▶ _What needs to be done_
Extract all of the entries and set them down verbatim.

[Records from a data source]
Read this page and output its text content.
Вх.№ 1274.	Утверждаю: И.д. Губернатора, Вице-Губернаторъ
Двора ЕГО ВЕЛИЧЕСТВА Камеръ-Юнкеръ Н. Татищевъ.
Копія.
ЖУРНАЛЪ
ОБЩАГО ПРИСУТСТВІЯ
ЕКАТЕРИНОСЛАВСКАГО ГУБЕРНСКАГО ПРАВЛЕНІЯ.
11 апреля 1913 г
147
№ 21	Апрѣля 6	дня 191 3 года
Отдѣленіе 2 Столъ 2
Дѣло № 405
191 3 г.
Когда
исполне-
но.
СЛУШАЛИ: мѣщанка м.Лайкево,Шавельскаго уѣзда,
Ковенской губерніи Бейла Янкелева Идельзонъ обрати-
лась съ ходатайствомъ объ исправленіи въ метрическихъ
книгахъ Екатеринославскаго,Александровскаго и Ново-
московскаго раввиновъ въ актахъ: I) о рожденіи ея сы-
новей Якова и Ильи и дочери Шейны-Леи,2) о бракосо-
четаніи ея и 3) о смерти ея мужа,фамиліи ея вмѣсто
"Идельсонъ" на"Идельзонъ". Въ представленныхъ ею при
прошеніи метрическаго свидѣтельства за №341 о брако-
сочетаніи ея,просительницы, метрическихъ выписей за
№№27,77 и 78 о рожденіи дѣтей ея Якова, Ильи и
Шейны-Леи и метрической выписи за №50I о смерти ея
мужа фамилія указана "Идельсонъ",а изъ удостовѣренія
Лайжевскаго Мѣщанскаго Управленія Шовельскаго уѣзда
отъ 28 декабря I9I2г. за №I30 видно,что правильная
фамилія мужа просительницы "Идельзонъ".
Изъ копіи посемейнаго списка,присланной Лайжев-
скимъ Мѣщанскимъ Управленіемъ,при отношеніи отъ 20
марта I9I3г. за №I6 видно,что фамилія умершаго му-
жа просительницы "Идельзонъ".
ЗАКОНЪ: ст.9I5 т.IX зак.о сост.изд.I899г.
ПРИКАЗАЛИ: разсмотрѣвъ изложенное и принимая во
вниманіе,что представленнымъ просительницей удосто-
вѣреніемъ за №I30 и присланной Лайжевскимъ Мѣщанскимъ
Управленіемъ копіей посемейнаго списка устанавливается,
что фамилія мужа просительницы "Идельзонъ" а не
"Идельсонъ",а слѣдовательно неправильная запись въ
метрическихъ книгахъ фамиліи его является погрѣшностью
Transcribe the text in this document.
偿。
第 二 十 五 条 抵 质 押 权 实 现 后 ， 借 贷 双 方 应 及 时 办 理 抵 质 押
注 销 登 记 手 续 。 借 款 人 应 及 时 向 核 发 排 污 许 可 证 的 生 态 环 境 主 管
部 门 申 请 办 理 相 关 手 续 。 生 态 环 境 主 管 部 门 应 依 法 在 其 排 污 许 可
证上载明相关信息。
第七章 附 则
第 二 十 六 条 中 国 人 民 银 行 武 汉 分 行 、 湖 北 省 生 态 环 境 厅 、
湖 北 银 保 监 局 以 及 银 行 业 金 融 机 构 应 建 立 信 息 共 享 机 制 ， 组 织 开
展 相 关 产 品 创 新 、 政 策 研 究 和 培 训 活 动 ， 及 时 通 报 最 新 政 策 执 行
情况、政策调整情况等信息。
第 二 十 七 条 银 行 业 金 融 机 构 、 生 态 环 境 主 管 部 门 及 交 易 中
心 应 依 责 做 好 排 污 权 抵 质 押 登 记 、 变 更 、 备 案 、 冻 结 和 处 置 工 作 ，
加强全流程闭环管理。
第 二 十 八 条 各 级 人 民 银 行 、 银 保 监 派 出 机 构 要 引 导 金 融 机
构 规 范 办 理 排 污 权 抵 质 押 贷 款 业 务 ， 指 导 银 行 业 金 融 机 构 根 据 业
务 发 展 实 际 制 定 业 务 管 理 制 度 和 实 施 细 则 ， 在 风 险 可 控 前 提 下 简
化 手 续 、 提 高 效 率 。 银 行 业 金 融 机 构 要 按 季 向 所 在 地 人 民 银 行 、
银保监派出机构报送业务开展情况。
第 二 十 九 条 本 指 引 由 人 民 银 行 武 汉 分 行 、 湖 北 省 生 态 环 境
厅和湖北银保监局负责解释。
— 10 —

▶ _Solution_
Read this page and output its text content.
Вх.№ 1274.	Утверждаю: И.д. Губернатора, Вице-Губернаторъ
Двора ЕГО ВЕЛИЧЕСТВА Камеръ-Юнкеръ Н. Татищевъ.
Копія.
ЖУРНАЛЪ
ОБЩАГО ПРИСУТСТВІЯ
ЕКАТЕРИНОСЛАВСКАГО ГУБЕРНСКАГО ПРАВЛЕНІЯ.
11 апреля 1913 г
147
№ 21	Апрѣля 6	дня 191 3 года
Отдѣленіе 2 Столъ 2
Дѣло № 405
191 3 г.
Когда
исполне-
но.
СЛУШАЛИ: мѣщанка м.Лайкево,Шавельскаго уѣзда,
Ковенской губерніи Бейла Янкелева Идельзонъ обрати-
лась съ ходатайствомъ объ исправленіи въ метрическихъ
книгахъ Екатеринославскаго,Александровскаго и Ново-
московскаго раввиновъ въ актахъ: I) о рожденіи ея сы-
новей Якова и Ильи и дочери Шейны-Леи,2) о бракосо-
четаніи ея и 3) о смерти ея мужа,фамиліи ея вмѣсто
"Идельсонъ" на"Идельзонъ". Въ представленныхъ ею при
прошеніи метрическаго свидѣтельства за №341 о брако-
сочетаніи ея,просительницы, метрическихъ выписей за
№№27,77 и 78 о рожденіи дѣтей ея Якова, Ильи и
Шейны-Леи и метрической выписи за №50I о смерти ея
мужа фамилія указана "Идельсонъ",а изъ удостовѣренія
Лайжевскаго Мѣщанскаго Управленія Шовельскаго уѣзда
отъ 28 декабря I9I2г. за №I30 видно,что правильная
фамилія мужа просительницы "Идельзонъ".
Изъ копіи посемейнаго списка,присланной Лайжев-
скимъ Мѣщанскимъ Управленіемъ,при отношеніи отъ 20
марта I9I3г. за №I6 видно,что фамилія умершаго му-
жа просительницы "Идельзонъ".
ЗАКОНЪ: ст.9I5 т.IX зак.о сост.изд.I899г.
ПРИКАЗАЛИ: разсмотрѣвъ изложенное и принимая во
вниманіе,что представленнымъ просительницей удосто-
вѣреніемъ за №I30 и присланной Лайжевскимъ Мѣщанскимъ
Управленіемъ копіей посемейнаго списка устанавливается,
что фамилія мужа просительницы "Идельзонъ" а не
"Идельсонъ",а слѣдовательно неправильная запись въ
метрическихъ книгахъ фамиліи его является погрѣшностью
Transcribe the text in this document.
偿。
第 二 十 五 条 抵 质 押 权 实 现 后 ， 借 贷 双 方 应 及 时 办 理 抵 质 押
注 销 登 记 手 续 。 借 款 人 应 及 时 向 核 发 排 污 许 可 证 的 生 态 环 境 主 管
部 门 申 请 办 理 相 关 手 续 。 生 态 环 境 主 管 部 门 应 依 法 在 其 排 污 许 可
证上载明相关信息。
第七章 附 则
第 二 十 六 条 中 国 人 民 银 行 武 汉 分 行 、 湖 北 省 生 态 环 境 厅 、
湖 北 银 保 监 局 以 及 银 行 业 金 融 机 构 应 建 立 信 息 共 享 机 制 ， 组 织 开
展 相 关 产 品 创 新 、 政 策 研 究 和 培 训 活 动 ， 及 时 通 报 最 新 政 策 执 行
情况、政策调整情况等信息。
第 二 十 七 条 银 行 业 金 融 机 构 、 生 态 环 境 主 管 部 门 及 交 易 中
心 应 依 责 做 好 排 污 权 抵 质 押 登 记 、 变 更 、 备 案 、 冻 结 和 处 置 工 作 ，
加强全流程闭环管理。
第 二 十 八 条 各 级 人 民 银 行 、 银 保 监 派 出 机 构 要 引 导 金 融 机
构 规 范 办 理 排 污 权 抵 质 押 贷 款 业 务 ， 指 导 银 行 业 金 融 机 构 根 据 业
务 发 展 实 际 制 定 业 务 管 理 制 度 和 实 施 细 则 ， 在 风 险 可 控 前 提 下 简
化 手 续 、 提 高 效 率 。 银 行 业 金 融 机 构 要 按 季 向 所 在 地 人 民 银 行 、
银保监派出机构报送业务开展情况。
第 二 十 九 条 本 指 引 由 人 民 银 行 武 汉 分 行 、 湖 北 省 生 态 环 境
厅和湖北银保监局负责解释。
— 10 —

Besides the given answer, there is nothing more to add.